══ DATA ENTRIES ══

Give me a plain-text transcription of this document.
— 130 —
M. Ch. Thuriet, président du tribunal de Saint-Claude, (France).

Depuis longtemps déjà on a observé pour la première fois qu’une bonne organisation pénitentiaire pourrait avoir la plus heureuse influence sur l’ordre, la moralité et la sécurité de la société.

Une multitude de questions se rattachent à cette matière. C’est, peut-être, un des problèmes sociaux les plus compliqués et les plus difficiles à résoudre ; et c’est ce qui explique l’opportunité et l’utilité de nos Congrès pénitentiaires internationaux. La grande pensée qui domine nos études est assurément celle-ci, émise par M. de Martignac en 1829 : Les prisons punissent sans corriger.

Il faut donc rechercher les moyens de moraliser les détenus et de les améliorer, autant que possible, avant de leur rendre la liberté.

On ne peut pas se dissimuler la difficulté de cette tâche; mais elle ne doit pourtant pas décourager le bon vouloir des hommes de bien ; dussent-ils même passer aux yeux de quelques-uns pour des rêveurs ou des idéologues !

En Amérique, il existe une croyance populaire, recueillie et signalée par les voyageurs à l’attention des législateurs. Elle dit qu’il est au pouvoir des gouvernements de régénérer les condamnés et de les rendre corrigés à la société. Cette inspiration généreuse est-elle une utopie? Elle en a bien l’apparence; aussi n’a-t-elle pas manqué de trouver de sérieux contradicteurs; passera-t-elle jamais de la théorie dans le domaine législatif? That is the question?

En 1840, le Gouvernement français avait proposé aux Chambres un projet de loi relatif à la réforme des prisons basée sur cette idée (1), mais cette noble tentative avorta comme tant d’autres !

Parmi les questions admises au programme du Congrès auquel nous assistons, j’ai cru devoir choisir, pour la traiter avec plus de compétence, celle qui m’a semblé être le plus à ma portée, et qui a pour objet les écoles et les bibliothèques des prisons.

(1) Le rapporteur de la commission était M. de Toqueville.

═══

Find all lines where the word "être" appears. Copy them.

Une multitude de questions se rattachent à cette matière. C’est, peut-être, un des problèmes sociaux les plus compliqués et les plus difficiles à résoudre ; et c’est ce qui explique l’opportunité et l’utilité de nos Congrès pénitentiaires internationaux. La grande pensée qui domine nos études est assurément celle-ci, émise par M. de Martignac en 1829 : Les prisons punissent sans corriger.
Parmi les questions admises au programme du Congrès auquel nous assistons, j’ai cru devoir choisir, pour la traiter avec plus de compétence, celle qui m’a semblé être le plus à ma portée, et qui a pour objet les écoles et les bibliothèques des prisons.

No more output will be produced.